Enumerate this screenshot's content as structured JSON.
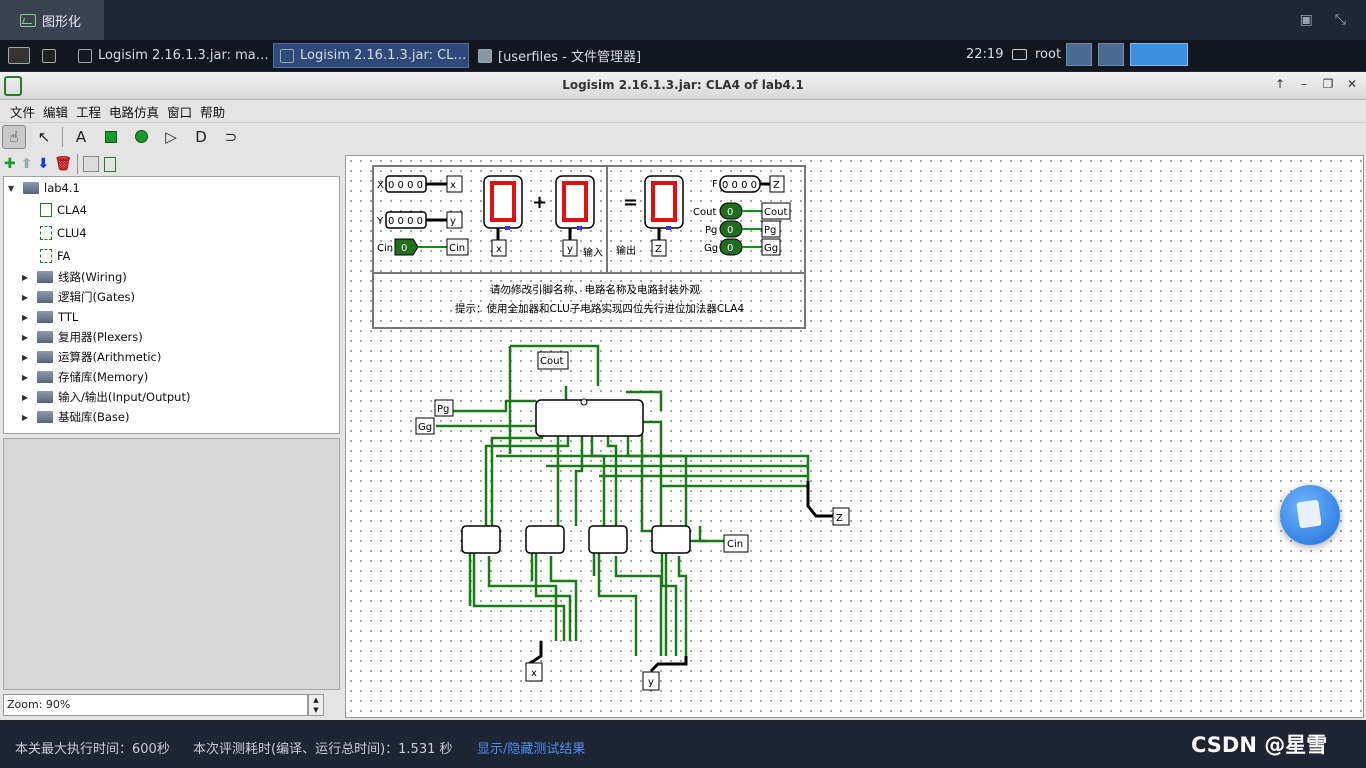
{
  "topbar": {
    "tab_label": "图形化"
  },
  "taskbar": {
    "items": [
      {
        "label": "Logisim 2.16.1.3.jar: ma…"
      },
      {
        "label": "Logisim 2.16.1.3.jar: CL…"
      },
      {
        "label": "[userfiles - 文件管理器]"
      }
    ],
    "clock": "22:19",
    "user": "root"
  },
  "window": {
    "title": "Logisim 2.16.1.3.jar: CLA4 of lab4.1",
    "controls": [
      "↑",
      "–",
      "❐",
      "✕"
    ]
  },
  "menu": [
    "文件",
    "编辑",
    "工程",
    "电路仿真",
    "窗口",
    "帮助"
  ],
  "explorer": {
    "root": "lab4.1",
    "circuits": [
      "CLA4",
      "CLU4",
      "FA"
    ],
    "libraries": [
      "线路(Wiring)",
      "逻辑门(Gates)",
      "TTL",
      "复用器(Plexers)",
      "运算器(Arithmetic)",
      "存储库(Memory)",
      "输入/输出(Input/Output)",
      "基础库(Base)"
    ]
  },
  "zoom": "Zoom:  90%",
  "canvas": {
    "x_label": "X",
    "x_bits": "0 0 0 0",
    "x_pin": "x",
    "y_label": "Y",
    "y_bits": "0 0 0 0",
    "y_pin": "y",
    "cin_label": "Cin",
    "cin_val": "0",
    "cin_pin": "Cin",
    "plus": "+",
    "equals": "=",
    "input_label": "输入",
    "output_label": "输出",
    "f_label": "F",
    "f_bits": "0 0 0 0",
    "z_pin": "Z",
    "cout_label": "Cout",
    "cout_val": "0",
    "cout_pin": "Cout",
    "pg_label": "Pg",
    "pg_val": "0",
    "pg_pin": "Pg",
    "gg_label": "Gg",
    "gg_val": "0",
    "gg_pin": "Gg",
    "notice1": "请勿修改引脚名称、电路名称及电路封装外观",
    "notice2": "提示：使用全加器和CLU子电路实现四位先行进位加法器CLA4",
    "pins": {
      "cout": "Cout",
      "pg": "Pg",
      "gg": "Gg",
      "z": "Z",
      "cin": "Cin",
      "x": "x",
      "y": "y"
    }
  },
  "status": {
    "max_time": "本关最大执行时间：600秒",
    "eval_time": "本次评测耗时(编译、运行总时间)：1.531 秒",
    "toggle": "显示/隐藏测试结果",
    "watermark": "CSDN @星雪"
  }
}
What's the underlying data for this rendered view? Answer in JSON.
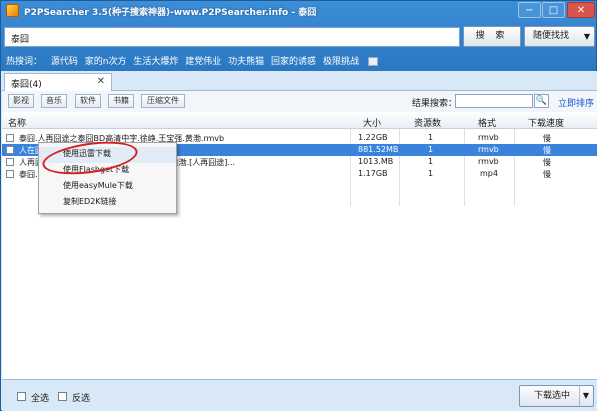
{
  "window": {
    "title": "P2PSearcher 3.5(种子搜索神器)-www.P2PSearcher.info - 泰囧",
    "min_label": "−",
    "max_label": "□",
    "close_label": "✕"
  },
  "search": {
    "value": "泰囧",
    "search_button": "搜 索",
    "random_button": "随便找找"
  },
  "hot": {
    "label": "热搜词：",
    "words": [
      "源代码",
      "家的n次方",
      "生活大爆炸",
      "建党伟业",
      "功夫熊猫",
      "回家的诱惑",
      "极限挑战"
    ]
  },
  "tab": {
    "label": "泰囧(4)",
    "close": "✕"
  },
  "filters": {
    "buttons": [
      "影视",
      "音乐",
      "软件",
      "书籍",
      "压缩文件"
    ],
    "result_search_label": "结果搜索：",
    "search_glyph": "🔍",
    "sort_link": "立即排序"
  },
  "table": {
    "headers": [
      "名称",
      "大小",
      "资源数",
      "格式",
      "下载速度"
    ],
    "rows": [
      {
        "name": "泰囧.人再囧途之泰囧BD高清中字.徐峥.王宝强.黄渤.rmvb",
        "size": "1.22GB",
        "sources": "1",
        "format": "rmvb",
        "speed": "慢",
        "selected": false
      },
      {
        "name": "人在囧途之泰囧.rmvb",
        "size": "881.52MB",
        "sources": "1",
        "format": "rmvb",
        "speed": "慢",
        "selected": true
      },
      {
        "name": "人再囧途之泰囧国语中英双字.徐峥.王宝强.黄渤.[人再囧途]...",
        "size": "1013.MB",
        "sources": "1",
        "format": "rmvb",
        "speed": "慢",
        "selected": false
      },
      {
        "name": "泰囧.mp4",
        "size": "1.17GB",
        "sources": "1",
        "format": "mp4",
        "speed": "慢",
        "selected": false
      }
    ]
  },
  "context_menu": {
    "items": [
      "使用迅雷下载",
      "使用Flashget下载",
      "使用easyMule下载",
      "复制ED2K链接"
    ]
  },
  "bottom": {
    "select_all": "全选",
    "invert": "反选",
    "download_selected": "下载选中",
    "download_arrow": "▼"
  }
}
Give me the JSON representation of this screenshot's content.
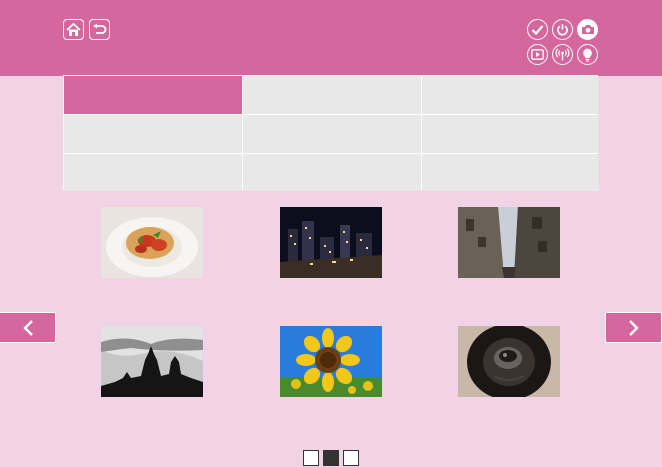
{
  "colors": {
    "accent": "#d4679d",
    "background": "#f2d2e5",
    "cell": "#e8e8e8",
    "border": "#ffffff"
  },
  "header": {
    "left_buttons": [
      {
        "icon": "home-icon"
      },
      {
        "icon": "back-icon"
      }
    ],
    "right_buttons": [
      {
        "icon": "checkmark-icon"
      },
      {
        "icon": "power-icon"
      },
      {
        "icon": "camera-icon",
        "active": true
      },
      {
        "icon": "play-icon"
      },
      {
        "icon": "wireless-icon"
      },
      {
        "icon": "lightbulb-icon"
      }
    ]
  },
  "category_grid": {
    "rows": 3,
    "columns": 3,
    "selected_cell": 0
  },
  "gallery": {
    "images": [
      {
        "subject": "pasta-dish"
      },
      {
        "subject": "night-city"
      },
      {
        "subject": "narrow-alley"
      },
      {
        "subject": "cathedral-silhouette"
      },
      {
        "subject": "sunflower"
      },
      {
        "subject": "dog-face"
      }
    ]
  },
  "navigation": {
    "prev_icon": "chevron-left-icon",
    "next_icon": "chevron-right-icon"
  },
  "pagination": {
    "total_pages": 3,
    "current_page": 2
  }
}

### DIRECTIVE
Take the entries shown above and quote them verbatim, passing over the pictures.

### SOLUTION
Enumerate this screenshot's content as structured JSON.
{
  "topbar": {
    "tab_label": "图形化"
  },
  "taskbar": {
    "items": [
      {
        "label": "Logisim 2.16.1.3.jar: ma…"
      },
      {
        "label": "Logisim 2.16.1.3.jar: CL…"
      },
      {
        "label": "[userfiles - 文件管理器]"
      }
    ],
    "clock": "22:19",
    "user": "root"
  },
  "window": {
    "title": "Logisim 2.16.1.3.jar: CLA4 of lab4.1",
    "controls": [
      "↑",
      "–",
      "❐",
      "✕"
    ]
  },
  "menu": [
    "文件",
    "编辑",
    "工程",
    "电路仿真",
    "窗口",
    "帮助"
  ],
  "explorer": {
    "root": "lab4.1",
    "circuits": [
      "CLA4",
      "CLU4",
      "FA"
    ],
    "libraries": [
      "线路(Wiring)",
      "逻辑门(Gates)",
      "TTL",
      "复用器(Plexers)",
      "运算器(Arithmetic)",
      "存储库(Memory)",
      "输入/输出(Input/Output)",
      "基础库(Base)"
    ]
  },
  "zoom": "Zoom:  90%",
  "canvas": {
    "x_label": "X",
    "x_bits": "0 0 0 0",
    "x_pin": "x",
    "y_label": "Y",
    "y_bits": "0 0 0 0",
    "y_pin": "y",
    "cin_label": "Cin",
    "cin_val": "0",
    "cin_pin": "Cin",
    "plus": "+",
    "equals": "=",
    "input_label": "输入",
    "output_label": "输出",
    "f_label": "F",
    "f_bits": "0 0 0 0",
    "z_pin": "Z",
    "cout_label": "Cout",
    "cout_val": "0",
    "cout_pin": "Cout",
    "pg_label": "Pg",
    "pg_val": "0",
    "pg_pin": "Pg",
    "gg_label": "Gg",
    "gg_val": "0",
    "gg_pin": "Gg",
    "notice1": "请勿修改引脚名称、电路名称及电路封装外观",
    "notice2": "提示：使用全加器和CLU子电路实现四位先行进位加法器CLA4",
    "pins": {
      "cout": "Cout",
      "pg": "Pg",
      "gg": "Gg",
      "z": "Z",
      "cin": "Cin",
      "x": "x",
      "y": "y"
    }
  },
  "status": {
    "max_time": "本关最大执行时间：600秒",
    "eval_time": "本次评测耗时(编译、运行总时间)：1.531 秒",
    "toggle": "显示/隐藏测试结果",
    "watermark": "CSDN @星雪"
  }
}
What's the underlying data for this rendered view? Answer in JSON.
{
  "window": {
    "title": "P2PSearcher 3.5(种子搜索神器)-www.P2PSearcher.info - 泰囧",
    "min_label": "−",
    "max_label": "□",
    "close_label": "✕"
  },
  "search": {
    "value": "泰囧",
    "search_button": "搜 索",
    "random_button": "随便找找"
  },
  "hot": {
    "label": "热搜词：",
    "words": [
      "源代码",
      "家的n次方",
      "生活大爆炸",
      "建党伟业",
      "功夫熊猫",
      "回家的诱惑",
      "极限挑战"
    ]
  },
  "tab": {
    "label": "泰囧(4)",
    "close": "✕"
  },
  "filters": {
    "buttons": [
      "影视",
      "音乐",
      "软件",
      "书籍",
      "压缩文件"
    ],
    "result_search_label": "结果搜索：",
    "search_glyph": "🔍",
    "sort_link": "立即排序"
  },
  "table": {
    "headers": [
      "名称",
      "大小",
      "资源数",
      "格式",
      "下载速度"
    ],
    "rows": [
      {
        "name": "泰囧.人再囧途之泰囧BD高清中字.徐峥.王宝强.黄渤.rmvb",
        "size": "1.22GB",
        "sources": "1",
        "format": "rmvb",
        "speed": "慢",
        "selected": false
      },
      {
        "name": "人在囧途之泰囧.rmvb",
        "size": "881.52MB",
        "sources": "1",
        "format": "rmvb",
        "speed": "慢",
        "selected": true
      },
      {
        "name": "人再囧途之泰囧国语中英双字.徐峥.王宝强.黄渤.[人再囧途]...",
        "size": "1013.MB",
        "sources": "1",
        "format": "rmvb",
        "speed": "慢",
        "selected": false
      },
      {
        "name": "泰囧.mp4",
        "size": "1.17GB",
        "sources": "1",
        "format": "mp4",
        "speed": "慢",
        "selected": false
      }
    ]
  },
  "context_menu": {
    "items": [
      "使用迅雷下载",
      "使用Flashget下载",
      "使用easyMule下载",
      "复制ED2K链接"
    ]
  },
  "bottom": {
    "select_all": "全选",
    "invert": "反选",
    "download_selected": "下载选中",
    "download_arrow": "▼"
  }
}
Give me the JSON representation of this screenshot's content.
{
  "colors": {
    "accent": "#d4679d",
    "background": "#f2d2e5",
    "cell": "#e8e8e8",
    "border": "#ffffff"
  },
  "header": {
    "left_buttons": [
      {
        "icon": "home-icon"
      },
      {
        "icon": "back-icon"
      }
    ],
    "right_buttons": [
      {
        "icon": "checkmark-icon"
      },
      {
        "icon": "power-icon"
      },
      {
        "icon": "camera-icon",
        "active": true
      },
      {
        "icon": "play-icon"
      },
      {
        "icon": "wireless-icon"
      },
      {
        "icon": "lightbulb-icon"
      }
    ]
  },
  "category_grid": {
    "rows": 3,
    "columns": 3,
    "selected_cell": 0
  },
  "gallery": {
    "images": [
      {
        "subject": "pasta-dish"
      },
      {
        "subject": "night-city"
      },
      {
        "subject": "narrow-alley"
      },
      {
        "subject": "cathedral-silhouette"
      },
      {
        "subject": "sunflower"
      },
      {
        "subject": "dog-face"
      }
    ]
  },
  "navigation": {
    "prev_icon": "chevron-left-icon",
    "next_icon": "chevron-right-icon"
  },
  "pagination": {
    "total_pages": 3,
    "current_page": 2
  }
}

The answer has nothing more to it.